BEGIN DATA FOR THIS TASK
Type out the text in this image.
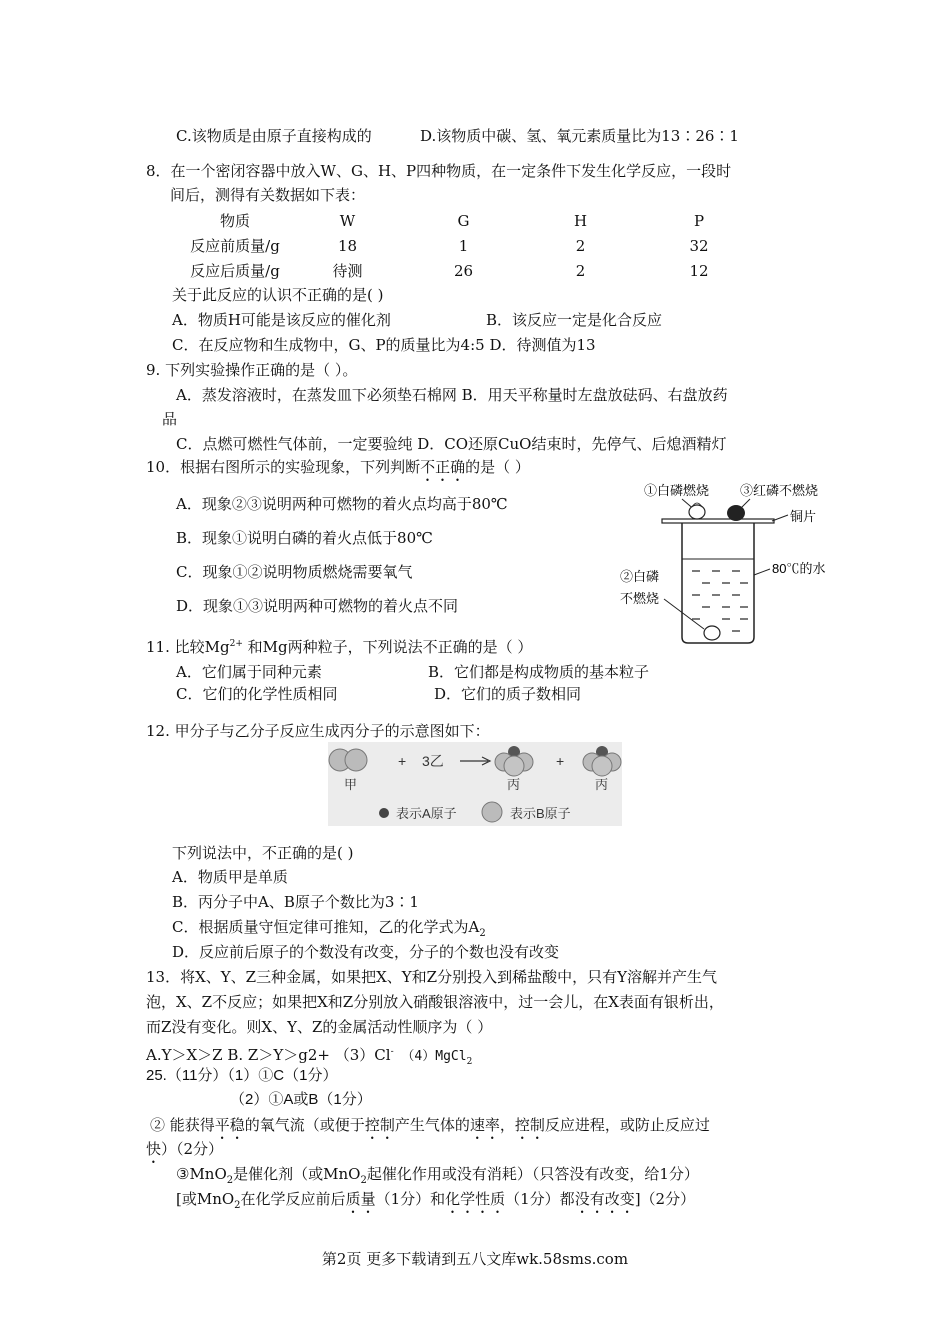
C.该物质是由原子直接构成的	D.该物质中碳、氢、氧元素质量比为13∶26∶1
8．在一个密闭容器中放入W、G、H、P四种物质，在一定条件下发生化学反应，一段时
间后，测得有关数据如下表：
物质	W	G	H	P
反应前质量/g	18	1	2	32
反应后质量/g	待测	26	2	12
关于此反应的认识不正确的是( )
A．物质H可能是该反应的催化剂	B．该反应一定是化合反应
C．在反应物和生成物中，G、P的质量比为4:5 D．待测值为13
9. 下列实验操作正确的是（ ）。
A．蒸发溶液时，在蒸发皿下必须垫石棉网 B．用天平称量时左盘放砝码、右盘放药
品
C．点燃可燃性气体前，一定要验纯 D．CO还原CuO结束时，先停气、后熄酒精灯
10．根据右图所示的实验现象，下列判断不正确的是（ ）
A．现象②③说明两种可燃物的着火点均高于80℃
B．现象①说明白磷的着火点低于80℃
C．现象①②说明物质燃烧需要氧气
D．现象①③说明两种可燃物的着火点不同
①白磷燃烧 ③红磷不燃烧
铜片
80℃的水
②白磷
不燃烧
11. 比较$Mg^{2+}$ 和Mg两种粒子，下列说法不正确的是（ ）
A．它们属于同种元素	B．它们都是构成物质的基本粒子
C．它们的化学性质相同	D．它们的质子数相同
12. 甲分子与乙分子反应生成丙分子的示意图如下：
甲
+ 3乙
丙
+
丙
表示A原子	表示B原子
下列说法中，不正确的是( )
A．物质甲是单质
B．丙分子中A、B原子个数比为3∶1
C．根据质量守恒定律可推知，乙的化学式为$A_2$
D．反应前后原子的个数没有改变，分子的个数也没有改变
13．将X、Y、Z三种金属，如果把X、Y和Z分别投入到稀盐酸中，只有Y溶解并产生气
泡，X、Z不反应；如果把X和Z分别放入硝酸银溶液中，过一会儿，在X表面有银析出，
而Z没有变化。则X、Y、Z的金属活动性顺序为（ ）
A.Y＞X＞Z B. Z＞Y＞g2+ （3）Cl- （4）MgCl$_2$
25.（11分）（1）①C（1分）
（2）①A或B（1分）
② 能获得平稳的氧气流（或便于控制产生气体的速率，控制反应进程，或防止反应过
快）（2分）
③MnO$_2$是催化剂（或MnO$_2$起催化作用或没有消耗）（只答没有改变，给1分）
[或MnO$_2$在化学反应前后质量（1分）和化学性质（1分）都没有改变]（2分）
第2页 更多下载请到五八文库wk.58sms.com
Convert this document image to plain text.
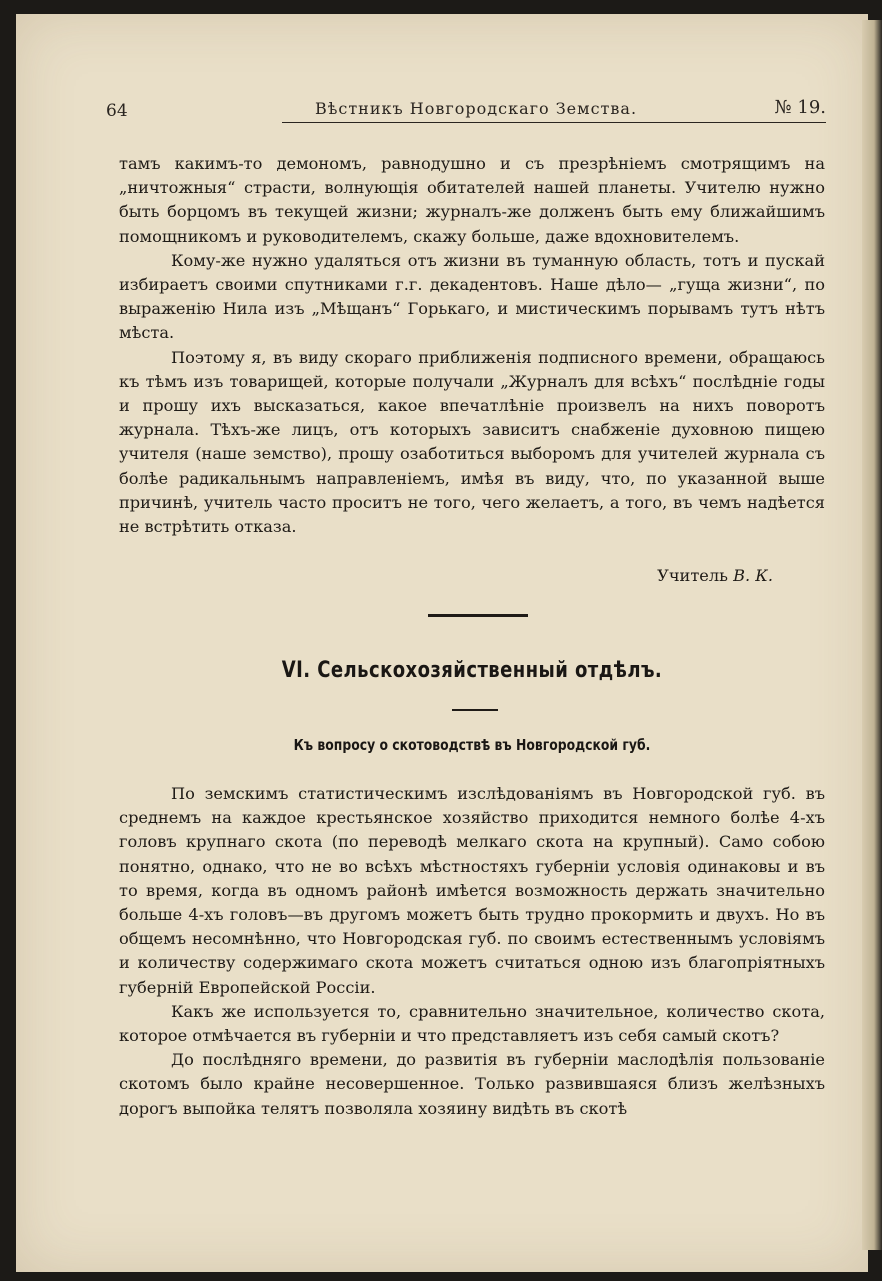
64	Вѣстникъ Новгородскаго Земства.	№ 19.

тамъ какимъ-то демономъ, равнодушно и съ презрѣніемъ смотрящимъ на „ничтожныя“ страсти, волнующія обитателей нашей планеты. Учителю нужно быть борцомъ въ текущей жизни; журналъ-же долженъ быть ему ближайшимъ помощникомъ и руководителемъ, скажу больше, даже вдохновителемъ.

Кому-же нужно удаляться отъ жизни въ туманную область, тотъ и пускай избираетъ своими спутниками г.г. декадентовъ. Наше дѣло— „гуща жизни“, по выраженію Нила изъ „Мѣщанъ“ Горькаго, и мистическимъ порывамъ тутъ нѣтъ мѣста.

Поэтому я, въ виду скораго приближенія подписного времени, обращаюсь къ тѣмъ изъ товарищей, которые получали „Журналъ для всѣхъ“ послѣдніе годы и прошу ихъ высказаться, какое впечатлѣніе произвелъ на нихъ поворотъ журнала. Тѣхъ-же лицъ, отъ которыхъ зависитъ снабженіе духовною пищею учителя (наше земство), прошу озаботиться выборомъ для учителей журнала съ болѣе радикальнымъ направленіемъ, имѣя въ виду, что, по указанной выше причинѣ, учитель часто проситъ не того, чего желаетъ, а того, въ чемъ надѣется не встрѣтить отказа.

Учитель В. К.
VI. Сельскохозяйственный отдѣлъ.
Къ вопросу о скотоводствѣ въ Новгородской губ.

По земскимъ статистическимъ изслѣдованіямъ въ Новгородской губ. въ среднемъ на каждое крестьянское хозяйство приходится немного болѣе 4-хъ головъ крупнаго скота (по переводѣ мелкаго скота на крупный). Само собою понятно, однако, что не во всѣхъ мѣстностяхъ губерніи условія одинаковы и въ то время, когда въ одномъ районѣ имѣется возможность держать значительно больше 4-хъ головъ—въ другомъ можетъ быть трудно прокормить и двухъ. Но въ общемъ несомнѣнно, что Новгородская губ. по своимъ естественнымъ условіямъ и количеству содержимаго скота можетъ считаться одною изъ благопріятныхъ губерній Европейской Россіи.

Какъ же используется то, сравнительно значительное, количество скота, которое отмѣчается въ губерніи и что представляетъ изъ себя самый скотъ?

До послѣдняго времени, до развитія въ губерніи маслодѣлія пользованіе скотомъ было крайне несовершенное. Только развившаяся близъ желѣзныхъ дорогъ выпойка телятъ позволяла хозяину видѣть въ скотѣ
END DATA FOR THIS TASK
Copy out all the data without changing anything, and drop the pictures.

§ **SOLVED PROBLEM**:
Type out the text in this image.
C.该物质是由原子直接构成的	D.该物质中碳、氢、氧元素质量比为13∶26∶1
8．在一个密闭容器中放入W、G、H、P四种物质，在一定条件下发生化学反应，一段时
间后，测得有关数据如下表：
物质	W	G	H	P
反应前质量/g	18	1	2	32
反应后质量/g	待测	26	2	12
关于此反应的认识不正确的是( )
A．物质H可能是该反应的催化剂	B．该反应一定是化合反应
C．在反应物和生成物中，G、P的质量比为4:5 D．待测值为13
9. 下列实验操作正确的是（ ）。
A．蒸发溶液时，在蒸发皿下必须垫石棉网 B．用天平称量时左盘放砝码、右盘放药
品
C．点燃可燃性气体前，一定要验纯 D．CO还原CuO结束时，先停气、后熄酒精灯
10．根据右图所示的实验现象，下列判断不正确的是（ ）
A．现象②③说明两种可燃物的着火点均高于80℃
B．现象①说明白磷的着火点低于80℃
C．现象①②说明物质燃烧需要氧气
D．现象①③说明两种可燃物的着火点不同
①白磷燃烧 ③红磷不燃烧
铜片
80℃的水
②白磷
不燃烧
11. 比较$Mg^{2+}$ 和Mg两种粒子，下列说法不正确的是（ ）
A．它们属于同种元素	B．它们都是构成物质的基本粒子
C．它们的化学性质相同	D．它们的质子数相同
12. 甲分子与乙分子反应生成丙分子的示意图如下：
甲
+ 3乙
丙
+
丙
表示A原子	表示B原子
下列说法中，不正确的是( )
A．物质甲是单质
B．丙分子中A、B原子个数比为3∶1
C．根据质量守恒定律可推知，乙的化学式为$A_2$
D．反应前后原子的个数没有改变，分子的个数也没有改变
13．将X、Y、Z三种金属，如果把X、Y和Z分别投入到稀盐酸中，只有Y溶解并产生气
泡，X、Z不反应；如果把X和Z分别放入硝酸银溶液中，过一会儿，在X表面有银析出，
而Z没有变化。则X、Y、Z的金属活动性顺序为（ ）
A.Y＞X＞Z B. Z＞Y＞g2+ （3）Cl- （4）MgCl$_2$
25.（11分）（1）①C（1分）
（2）①A或B（1分）
② 能获得平稳的氧气流（或便于控制产生气体的速率，控制反应进程，或防止反应过
快）（2分）
③MnO$_2$是催化剂（或MnO$_2$起催化作用或没有消耗）（只答没有改变，给1分）
[或MnO$_2$在化学反应前后质量（1分）和化学性质（1分）都没有改变]（2分）
第2页 更多下载请到五八文库wk.58sms.com
Convert this document image to plain text.
64	Вѣстникъ Новгородскаго Земства.	№ 19.

тамъ какимъ-то демономъ, равнодушно и съ презрѣніемъ смотрящимъ на „ничтожныя“ страсти, волнующія обитателей нашей планеты. Учителю нужно быть борцомъ въ текущей жизни; журналъ-же долженъ быть ему ближайшимъ помощникомъ и руководителемъ, скажу больше, даже вдохновителемъ.

Кому-же нужно удаляться отъ жизни въ туманную область, тотъ и пускай избираетъ своими спутниками г.г. декадентовъ. Наше дѣло— „гуща жизни“, по выраженію Нила изъ „Мѣщанъ“ Горькаго, и мистическимъ порывамъ тутъ нѣтъ мѣста.

Поэтому я, въ виду скораго приближенія подписного времени, обращаюсь къ тѣмъ изъ товарищей, которые получали „Журналъ для всѣхъ“ послѣдніе годы и прошу ихъ высказаться, какое впечатлѣніе произвелъ на нихъ поворотъ журнала. Тѣхъ-же лицъ, отъ которыхъ зависитъ снабженіе духовною пищею учителя (наше земство), прошу озаботиться выборомъ для учителей журнала съ болѣе радикальнымъ направленіемъ, имѣя въ виду, что, по указанной выше причинѣ, учитель часто проситъ не того, чего желаетъ, а того, въ чемъ надѣется не встрѣтить отказа.

Учитель В. К.
VI. Сельскохозяйственный отдѣлъ.
Къ вопросу о скотоводствѣ въ Новгородской губ.

По земскимъ статистическимъ изслѣдованіямъ въ Новгородской губ. въ среднемъ на каждое крестьянское хозяйство приходится немного болѣе 4-хъ головъ крупнаго скота (по переводѣ мелкаго скота на крупный). Само собою понятно, однако, что не во всѣхъ мѣстностяхъ губерніи условія одинаковы и въ то время, когда въ одномъ районѣ имѣется возможность держать значительно больше 4-хъ головъ—въ другомъ можетъ быть трудно прокормить и двухъ. Но въ общемъ несомнѣнно, что Новгородская губ. по своимъ естественнымъ условіямъ и количеству содержимаго скота можетъ считаться одною изъ благопріятныхъ губерній Европейской Россіи.

Какъ же используется то, сравнительно значительное, количество скота, которое отмѣчается въ губерніи и что представляетъ изъ себя самый скотъ?

До послѣдняго времени, до развитія въ губерніи маслодѣлія пользованіе скотомъ было крайне несовершенное. Только развившаяся близъ желѣзныхъ дорогъ выпойка телятъ позволяла хозяину видѣть въ скотѣ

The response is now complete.